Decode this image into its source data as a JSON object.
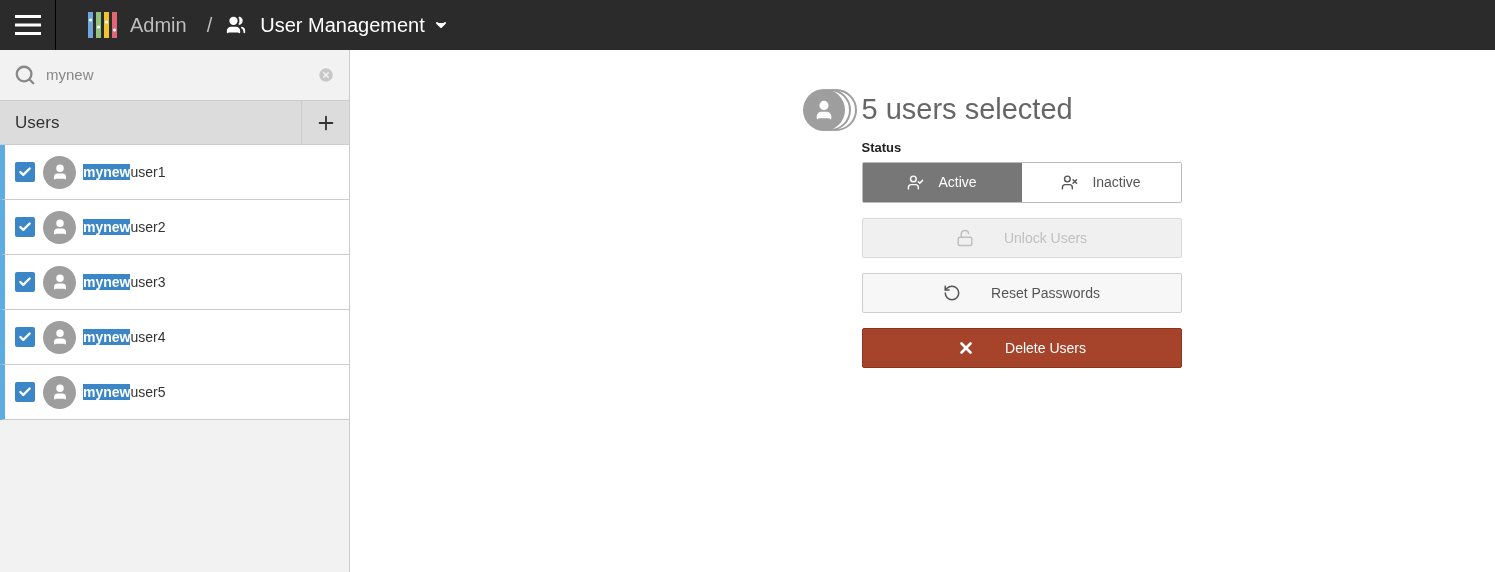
{
  "header": {
    "app": "Admin",
    "separator": "/",
    "section": "User Management"
  },
  "search": {
    "value": "mynew"
  },
  "list": {
    "title": "Users",
    "users": [
      {
        "match": "mynew",
        "rest": "user1",
        "checked": true,
        "selected": true
      },
      {
        "match": "mynew",
        "rest": "user2",
        "checked": true,
        "selected": true
      },
      {
        "match": "mynew",
        "rest": "user3",
        "checked": true,
        "selected": true
      },
      {
        "match": "mynew",
        "rest": "user4",
        "checked": true,
        "selected": true
      },
      {
        "match": "mynew",
        "rest": "user5",
        "checked": true,
        "selected": true
      }
    ]
  },
  "detail": {
    "title": "5 users selected",
    "status_label": "Status",
    "status_options": [
      {
        "label": "Active",
        "kind": "active",
        "selected": true
      },
      {
        "label": "Inactive",
        "kind": "inactive",
        "selected": false
      }
    ],
    "actions": [
      {
        "label": "Unlock Users",
        "kind": "unlock",
        "disabled": true
      },
      {
        "label": "Reset Passwords",
        "kind": "reset",
        "disabled": false
      },
      {
        "label": "Delete Users",
        "kind": "delete",
        "disabled": false
      }
    ]
  }
}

++++++++++++++++++++

■ The problem: From the data above, write out everything exactly except the pictures.

■ Final answer:
Decode this image into its source data as a JSON object.
{
  "header": {
    "app": "Admin",
    "separator": "/",
    "section": "User Management"
  },
  "search": {
    "value": "mynew"
  },
  "list": {
    "title": "Users",
    "users": [
      {
        "match": "mynew",
        "rest": "user1",
        "checked": true,
        "selected": true
      },
      {
        "match": "mynew",
        "rest": "user2",
        "checked": true,
        "selected": true
      },
      {
        "match": "mynew",
        "rest": "user3",
        "checked": true,
        "selected": true
      },
      {
        "match": "mynew",
        "rest": "user4",
        "checked": true,
        "selected": true
      },
      {
        "match": "mynew",
        "rest": "user5",
        "checked": true,
        "selected": true
      }
    ]
  },
  "detail": {
    "title": "5 users selected",
    "status_label": "Status",
    "status_options": [
      {
        "label": "Active",
        "kind": "active",
        "selected": true
      },
      {
        "label": "Inactive",
        "kind": "inactive",
        "selected": false
      }
    ],
    "actions": [
      {
        "label": "Unlock Users",
        "kind": "unlock",
        "disabled": true
      },
      {
        "label": "Reset Passwords",
        "kind": "reset",
        "disabled": false
      },
      {
        "label": "Delete Users",
        "kind": "delete",
        "disabled": false
      }
    ]
  }
}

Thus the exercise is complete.